Entries with figure data
• • • • •

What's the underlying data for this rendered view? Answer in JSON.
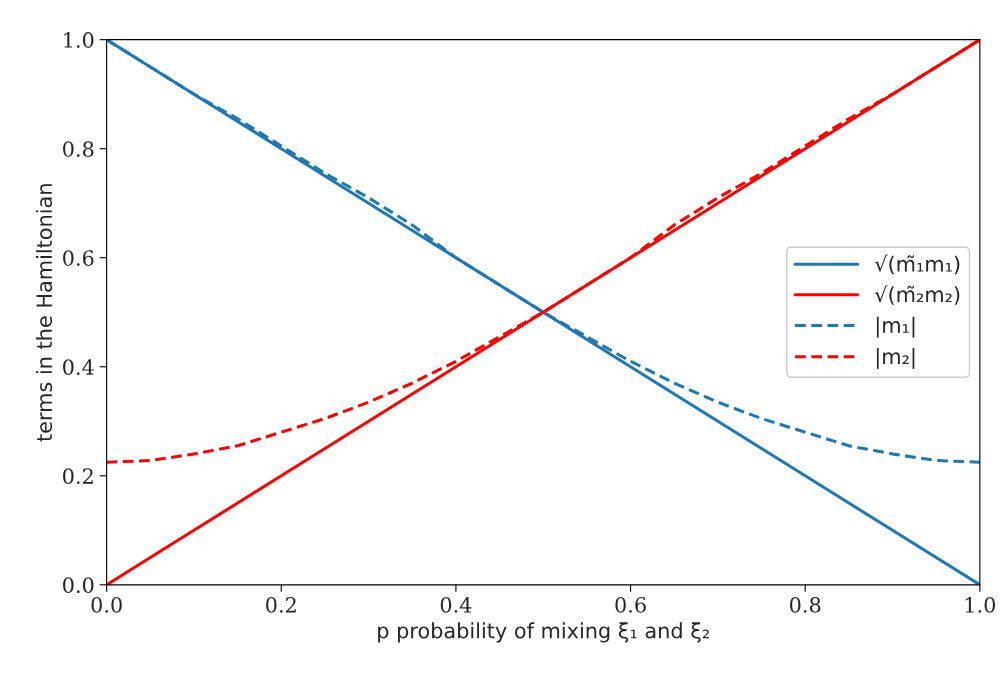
{
  "chart_data": {
    "type": "line",
    "xlabel": "p probability of mixing ξ₁ and ξ₂",
    "ylabel": "terms in the Hamiltonian",
    "x": [
      0,
      0.05,
      0.1,
      0.15,
      0.2,
      0.25,
      0.3,
      0.35,
      0.4,
      0.45,
      0.5,
      0.55,
      0.6,
      0.65,
      0.7,
      0.75,
      0.8,
      0.85,
      0.9,
      0.95,
      1.0
    ],
    "series": [
      {
        "name": "√(m̃₁m₁)",
        "color": "#1f77b4",
        "line_style": "solid",
        "values": [
          1.0,
          0.95,
          0.9,
          0.85,
          0.8,
          0.75,
          0.7,
          0.65,
          0.6,
          0.55,
          0.5,
          0.45,
          0.4,
          0.35,
          0.3,
          0.25,
          0.2,
          0.15,
          0.1,
          0.05,
          0.0
        ]
      },
      {
        "name": "√(m̃₂m₂)",
        "color": "#ff0000",
        "line_style": "solid",
        "values": [
          0.0,
          0.05,
          0.1,
          0.15,
          0.2,
          0.25,
          0.3,
          0.35,
          0.4,
          0.45,
          0.5,
          0.55,
          0.6,
          0.65,
          0.7,
          0.75,
          0.8,
          0.85,
          0.9,
          0.95,
          1.0
        ]
      },
      {
        "name": "|m₁|",
        "color": "#1f77b4",
        "line_style": "dashed",
        "values": [
          1.0,
          0.95,
          0.9,
          0.855,
          0.805,
          0.755,
          0.71,
          0.66,
          0.6,
          0.55,
          0.5,
          0.455,
          0.41,
          0.37,
          0.335,
          0.305,
          0.28,
          0.255,
          0.24,
          0.228,
          0.225
        ]
      },
      {
        "name": "|m₂|",
        "color": "#ff0000",
        "line_style": "dashed",
        "values": [
          0.225,
          0.228,
          0.24,
          0.255,
          0.28,
          0.305,
          0.335,
          0.37,
          0.41,
          0.455,
          0.5,
          0.55,
          0.6,
          0.66,
          0.71,
          0.755,
          0.805,
          0.855,
          0.9,
          0.95,
          1.0
        ]
      }
    ],
    "xlim": [
      0,
      1
    ],
    "ylim": [
      0,
      1
    ],
    "xticks": [
      {
        "value": 0,
        "label": "0.0"
      },
      0.2,
      0.4,
      0.6,
      0.8,
      {
        "value": 1,
        "label": "1.0"
      }
    ],
    "yticks": [
      {
        "value": 0,
        "label": "0.0"
      },
      0.2,
      0.4,
      0.6,
      0.8,
      {
        "value": 1,
        "label": "1.0"
      }
    ],
    "grid": false,
    "legend": "right",
    "marker": "none"
  }
}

• • • • •

DIRECTIONS FOR THIS TASK
Using the material above, retype each entry exactly and omit the pictures.

THE RESPONSE
What's the underlying data for this rendered view? Answer in JSON.
{
  "chart_data": {
    "type": "line",
    "xlabel": "p probability of mixing ξ₁ and ξ₂",
    "ylabel": "terms in the Hamiltonian",
    "x": [
      0,
      0.05,
      0.1,
      0.15,
      0.2,
      0.25,
      0.3,
      0.35,
      0.4,
      0.45,
      0.5,
      0.55,
      0.6,
      0.65,
      0.7,
      0.75,
      0.8,
      0.85,
      0.9,
      0.95,
      1.0
    ],
    "series": [
      {
        "name": "√(m̃₁m₁)",
        "color": "#1f77b4",
        "line_style": "solid",
        "values": [
          1.0,
          0.95,
          0.9,
          0.85,
          0.8,
          0.75,
          0.7,
          0.65,
          0.6,
          0.55,
          0.5,
          0.45,
          0.4,
          0.35,
          0.3,
          0.25,
          0.2,
          0.15,
          0.1,
          0.05,
          0.0
        ]
      },
      {
        "name": "√(m̃₂m₂)",
        "color": "#ff0000",
        "line_style": "solid",
        "values": [
          0.0,
          0.05,
          0.1,
          0.15,
          0.2,
          0.25,
          0.3,
          0.35,
          0.4,
          0.45,
          0.5,
          0.55,
          0.6,
          0.65,
          0.7,
          0.75,
          0.8,
          0.85,
          0.9,
          0.95,
          1.0
        ]
      },
      {
        "name": "|m₁|",
        "color": "#1f77b4",
        "line_style": "dashed",
        "values": [
          1.0,
          0.95,
          0.9,
          0.855,
          0.805,
          0.755,
          0.71,
          0.66,
          0.6,
          0.55,
          0.5,
          0.455,
          0.41,
          0.37,
          0.335,
          0.305,
          0.28,
          0.255,
          0.24,
          0.228,
          0.225
        ]
      },
      {
        "name": "|m₂|",
        "color": "#ff0000",
        "line_style": "dashed",
        "values": [
          0.225,
          0.228,
          0.24,
          0.255,
          0.28,
          0.305,
          0.335,
          0.37,
          0.41,
          0.455,
          0.5,
          0.55,
          0.6,
          0.66,
          0.71,
          0.755,
          0.805,
          0.855,
          0.9,
          0.95,
          1.0
        ]
      }
    ],
    "xlim": [
      0,
      1
    ],
    "ylim": [
      0,
      1
    ],
    "xticks": [
      {
        "value": 0,
        "label": "0.0"
      },
      0.2,
      0.4,
      0.6,
      0.8,
      {
        "value": 1,
        "label": "1.0"
      }
    ],
    "yticks": [
      {
        "value": 0,
        "label": "0.0"
      },
      0.2,
      0.4,
      0.6,
      0.8,
      {
        "value": 1,
        "label": "1.0"
      }
    ],
    "grid": false,
    "legend": "right",
    "marker": "none"
  }
}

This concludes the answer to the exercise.